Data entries
================
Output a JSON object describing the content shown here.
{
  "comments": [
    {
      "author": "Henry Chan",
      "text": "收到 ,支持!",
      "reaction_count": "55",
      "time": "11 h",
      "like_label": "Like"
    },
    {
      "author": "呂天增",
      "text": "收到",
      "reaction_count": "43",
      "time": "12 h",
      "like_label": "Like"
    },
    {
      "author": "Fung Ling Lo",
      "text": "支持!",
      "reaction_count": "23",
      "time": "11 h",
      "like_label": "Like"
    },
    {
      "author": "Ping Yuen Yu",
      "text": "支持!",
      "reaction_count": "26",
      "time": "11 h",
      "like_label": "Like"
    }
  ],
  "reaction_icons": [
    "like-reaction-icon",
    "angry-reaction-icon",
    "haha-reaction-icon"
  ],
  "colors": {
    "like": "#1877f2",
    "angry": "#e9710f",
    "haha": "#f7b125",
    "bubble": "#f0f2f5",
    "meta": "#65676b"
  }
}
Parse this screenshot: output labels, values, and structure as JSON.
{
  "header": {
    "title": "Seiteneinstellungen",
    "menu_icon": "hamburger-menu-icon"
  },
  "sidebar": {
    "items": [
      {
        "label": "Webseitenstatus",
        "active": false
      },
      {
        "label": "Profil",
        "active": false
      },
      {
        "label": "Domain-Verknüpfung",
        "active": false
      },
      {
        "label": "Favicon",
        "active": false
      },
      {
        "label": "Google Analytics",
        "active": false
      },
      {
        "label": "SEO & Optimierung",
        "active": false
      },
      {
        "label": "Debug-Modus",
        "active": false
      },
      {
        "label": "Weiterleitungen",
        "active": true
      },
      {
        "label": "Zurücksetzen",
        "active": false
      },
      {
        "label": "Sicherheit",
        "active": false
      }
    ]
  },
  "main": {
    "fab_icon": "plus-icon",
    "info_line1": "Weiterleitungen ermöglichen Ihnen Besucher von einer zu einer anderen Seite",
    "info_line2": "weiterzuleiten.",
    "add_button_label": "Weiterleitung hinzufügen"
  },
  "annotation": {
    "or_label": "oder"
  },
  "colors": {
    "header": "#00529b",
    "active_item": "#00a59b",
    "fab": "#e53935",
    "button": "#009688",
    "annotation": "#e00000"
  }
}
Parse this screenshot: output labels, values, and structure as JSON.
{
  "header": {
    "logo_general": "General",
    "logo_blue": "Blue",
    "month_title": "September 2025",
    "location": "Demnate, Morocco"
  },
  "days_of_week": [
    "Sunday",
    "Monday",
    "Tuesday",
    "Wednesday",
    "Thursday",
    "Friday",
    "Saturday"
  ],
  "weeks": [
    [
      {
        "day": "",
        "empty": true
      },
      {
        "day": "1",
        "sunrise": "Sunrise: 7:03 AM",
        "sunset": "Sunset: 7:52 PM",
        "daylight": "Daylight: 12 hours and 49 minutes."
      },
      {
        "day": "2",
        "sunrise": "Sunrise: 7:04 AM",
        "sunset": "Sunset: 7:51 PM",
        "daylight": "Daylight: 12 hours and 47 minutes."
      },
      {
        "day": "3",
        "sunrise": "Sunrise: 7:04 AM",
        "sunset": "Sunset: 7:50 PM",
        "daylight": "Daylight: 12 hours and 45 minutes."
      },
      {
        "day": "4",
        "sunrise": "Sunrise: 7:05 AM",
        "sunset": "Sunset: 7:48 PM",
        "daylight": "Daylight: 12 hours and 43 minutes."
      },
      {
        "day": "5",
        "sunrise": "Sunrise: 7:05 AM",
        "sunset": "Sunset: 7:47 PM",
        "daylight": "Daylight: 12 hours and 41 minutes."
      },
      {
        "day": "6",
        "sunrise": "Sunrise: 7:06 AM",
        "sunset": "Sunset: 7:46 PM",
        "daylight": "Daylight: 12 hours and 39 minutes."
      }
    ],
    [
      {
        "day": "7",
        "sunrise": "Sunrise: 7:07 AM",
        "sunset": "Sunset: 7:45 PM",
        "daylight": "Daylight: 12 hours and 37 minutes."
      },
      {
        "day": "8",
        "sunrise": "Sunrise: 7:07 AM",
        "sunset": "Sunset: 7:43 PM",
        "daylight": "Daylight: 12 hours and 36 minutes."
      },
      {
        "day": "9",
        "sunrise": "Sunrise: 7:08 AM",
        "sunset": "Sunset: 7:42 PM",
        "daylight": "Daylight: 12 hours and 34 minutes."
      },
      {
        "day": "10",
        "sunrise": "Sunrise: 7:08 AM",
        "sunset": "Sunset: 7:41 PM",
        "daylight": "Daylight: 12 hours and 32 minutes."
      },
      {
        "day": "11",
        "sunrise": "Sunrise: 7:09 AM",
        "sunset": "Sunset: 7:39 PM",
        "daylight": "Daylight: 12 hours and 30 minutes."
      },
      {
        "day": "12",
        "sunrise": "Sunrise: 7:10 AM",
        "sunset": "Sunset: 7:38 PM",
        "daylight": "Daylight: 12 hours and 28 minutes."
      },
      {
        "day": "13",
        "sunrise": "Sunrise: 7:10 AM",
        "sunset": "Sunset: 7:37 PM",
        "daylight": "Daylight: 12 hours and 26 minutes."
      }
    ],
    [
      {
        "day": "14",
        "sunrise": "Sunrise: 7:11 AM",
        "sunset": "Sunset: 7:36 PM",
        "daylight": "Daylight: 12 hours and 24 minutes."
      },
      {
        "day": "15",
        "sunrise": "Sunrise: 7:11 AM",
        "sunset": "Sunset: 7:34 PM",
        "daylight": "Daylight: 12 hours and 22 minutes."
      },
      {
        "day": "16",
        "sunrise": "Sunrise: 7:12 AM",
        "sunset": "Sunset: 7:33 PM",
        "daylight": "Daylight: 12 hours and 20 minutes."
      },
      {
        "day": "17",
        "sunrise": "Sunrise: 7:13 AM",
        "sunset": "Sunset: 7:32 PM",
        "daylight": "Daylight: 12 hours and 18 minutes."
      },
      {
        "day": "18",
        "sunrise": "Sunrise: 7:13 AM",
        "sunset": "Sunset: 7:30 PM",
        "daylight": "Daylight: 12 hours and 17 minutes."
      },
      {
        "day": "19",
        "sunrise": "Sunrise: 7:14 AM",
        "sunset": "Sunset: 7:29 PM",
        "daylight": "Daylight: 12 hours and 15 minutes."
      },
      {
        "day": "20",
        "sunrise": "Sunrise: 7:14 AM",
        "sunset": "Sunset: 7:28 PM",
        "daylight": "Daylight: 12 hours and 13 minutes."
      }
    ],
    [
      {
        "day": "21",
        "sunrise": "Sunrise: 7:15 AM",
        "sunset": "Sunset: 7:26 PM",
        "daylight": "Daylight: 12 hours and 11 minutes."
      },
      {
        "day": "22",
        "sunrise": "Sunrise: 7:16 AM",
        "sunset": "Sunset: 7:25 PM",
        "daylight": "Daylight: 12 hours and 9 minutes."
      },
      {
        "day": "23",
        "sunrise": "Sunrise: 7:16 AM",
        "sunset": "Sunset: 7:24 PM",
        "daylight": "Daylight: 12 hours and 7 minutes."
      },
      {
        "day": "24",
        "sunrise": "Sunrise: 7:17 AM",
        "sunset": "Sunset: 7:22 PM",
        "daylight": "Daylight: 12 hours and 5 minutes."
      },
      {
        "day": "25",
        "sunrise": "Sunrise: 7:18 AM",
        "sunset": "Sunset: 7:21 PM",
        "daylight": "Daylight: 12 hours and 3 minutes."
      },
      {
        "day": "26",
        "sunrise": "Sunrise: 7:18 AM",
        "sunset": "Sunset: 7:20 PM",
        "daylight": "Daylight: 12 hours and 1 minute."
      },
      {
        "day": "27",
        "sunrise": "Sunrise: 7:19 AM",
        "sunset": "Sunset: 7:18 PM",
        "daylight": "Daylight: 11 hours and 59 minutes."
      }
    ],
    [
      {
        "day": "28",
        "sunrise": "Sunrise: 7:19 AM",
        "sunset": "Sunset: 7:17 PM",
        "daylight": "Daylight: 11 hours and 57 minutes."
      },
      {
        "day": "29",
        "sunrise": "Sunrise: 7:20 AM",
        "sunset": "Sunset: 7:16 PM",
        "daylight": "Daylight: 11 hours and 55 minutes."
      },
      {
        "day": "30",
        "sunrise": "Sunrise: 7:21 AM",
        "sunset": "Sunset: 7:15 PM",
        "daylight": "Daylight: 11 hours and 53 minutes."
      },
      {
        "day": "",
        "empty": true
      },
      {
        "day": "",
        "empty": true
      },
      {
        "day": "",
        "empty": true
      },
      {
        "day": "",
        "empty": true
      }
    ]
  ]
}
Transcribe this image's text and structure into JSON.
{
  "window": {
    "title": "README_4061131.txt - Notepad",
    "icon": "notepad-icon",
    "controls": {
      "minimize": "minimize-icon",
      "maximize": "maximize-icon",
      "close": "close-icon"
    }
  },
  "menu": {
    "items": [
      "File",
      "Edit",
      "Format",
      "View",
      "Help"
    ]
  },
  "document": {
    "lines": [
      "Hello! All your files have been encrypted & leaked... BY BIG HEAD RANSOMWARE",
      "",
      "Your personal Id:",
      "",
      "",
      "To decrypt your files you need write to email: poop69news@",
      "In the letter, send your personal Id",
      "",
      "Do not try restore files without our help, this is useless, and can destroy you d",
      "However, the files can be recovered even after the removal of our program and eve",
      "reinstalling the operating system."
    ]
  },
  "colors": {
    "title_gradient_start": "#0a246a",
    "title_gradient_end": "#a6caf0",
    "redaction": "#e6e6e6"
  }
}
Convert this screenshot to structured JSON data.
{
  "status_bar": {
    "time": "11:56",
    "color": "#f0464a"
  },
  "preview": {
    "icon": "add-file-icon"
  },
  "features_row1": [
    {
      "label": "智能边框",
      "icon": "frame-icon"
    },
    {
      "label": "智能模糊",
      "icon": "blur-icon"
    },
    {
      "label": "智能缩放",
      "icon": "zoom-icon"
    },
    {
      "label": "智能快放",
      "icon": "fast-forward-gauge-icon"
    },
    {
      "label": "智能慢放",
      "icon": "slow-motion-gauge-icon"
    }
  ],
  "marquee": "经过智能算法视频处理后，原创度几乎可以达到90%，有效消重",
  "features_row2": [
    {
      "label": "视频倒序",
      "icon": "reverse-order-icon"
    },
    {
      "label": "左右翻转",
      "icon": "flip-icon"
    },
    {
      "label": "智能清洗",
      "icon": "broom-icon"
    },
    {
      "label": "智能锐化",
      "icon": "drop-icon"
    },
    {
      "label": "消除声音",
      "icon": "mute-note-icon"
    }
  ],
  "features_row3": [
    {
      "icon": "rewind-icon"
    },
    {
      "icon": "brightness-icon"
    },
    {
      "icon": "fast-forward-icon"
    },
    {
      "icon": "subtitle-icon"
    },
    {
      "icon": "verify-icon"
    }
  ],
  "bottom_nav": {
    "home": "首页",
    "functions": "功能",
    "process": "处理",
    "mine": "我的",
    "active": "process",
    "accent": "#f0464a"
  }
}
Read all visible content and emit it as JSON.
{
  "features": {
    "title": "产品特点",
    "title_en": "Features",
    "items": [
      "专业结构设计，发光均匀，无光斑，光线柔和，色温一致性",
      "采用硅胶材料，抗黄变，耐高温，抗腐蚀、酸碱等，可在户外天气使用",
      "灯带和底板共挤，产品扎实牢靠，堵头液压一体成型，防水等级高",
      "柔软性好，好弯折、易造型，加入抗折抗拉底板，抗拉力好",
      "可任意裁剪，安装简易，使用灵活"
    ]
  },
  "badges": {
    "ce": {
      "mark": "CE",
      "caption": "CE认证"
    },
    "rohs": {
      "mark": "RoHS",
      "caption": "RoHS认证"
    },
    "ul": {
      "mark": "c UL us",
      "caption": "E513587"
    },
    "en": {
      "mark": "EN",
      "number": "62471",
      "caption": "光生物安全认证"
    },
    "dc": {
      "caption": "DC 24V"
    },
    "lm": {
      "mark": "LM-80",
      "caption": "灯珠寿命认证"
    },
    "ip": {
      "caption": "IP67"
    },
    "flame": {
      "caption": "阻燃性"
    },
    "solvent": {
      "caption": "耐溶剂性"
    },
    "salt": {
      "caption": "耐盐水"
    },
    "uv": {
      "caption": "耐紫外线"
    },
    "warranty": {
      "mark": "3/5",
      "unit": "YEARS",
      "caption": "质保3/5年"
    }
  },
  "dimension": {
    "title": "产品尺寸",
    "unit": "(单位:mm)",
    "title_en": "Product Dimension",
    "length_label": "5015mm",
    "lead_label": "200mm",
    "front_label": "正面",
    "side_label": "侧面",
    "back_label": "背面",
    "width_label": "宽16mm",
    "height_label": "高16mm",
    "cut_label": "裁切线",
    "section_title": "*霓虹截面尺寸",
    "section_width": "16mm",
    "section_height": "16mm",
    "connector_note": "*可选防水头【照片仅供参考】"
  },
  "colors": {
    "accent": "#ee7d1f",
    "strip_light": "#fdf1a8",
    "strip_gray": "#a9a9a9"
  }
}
================
## EXERCISE OBJECTIVE:
Answer with a single number: the count of lines holding the word "text".

## RESPONSE BELOW:
5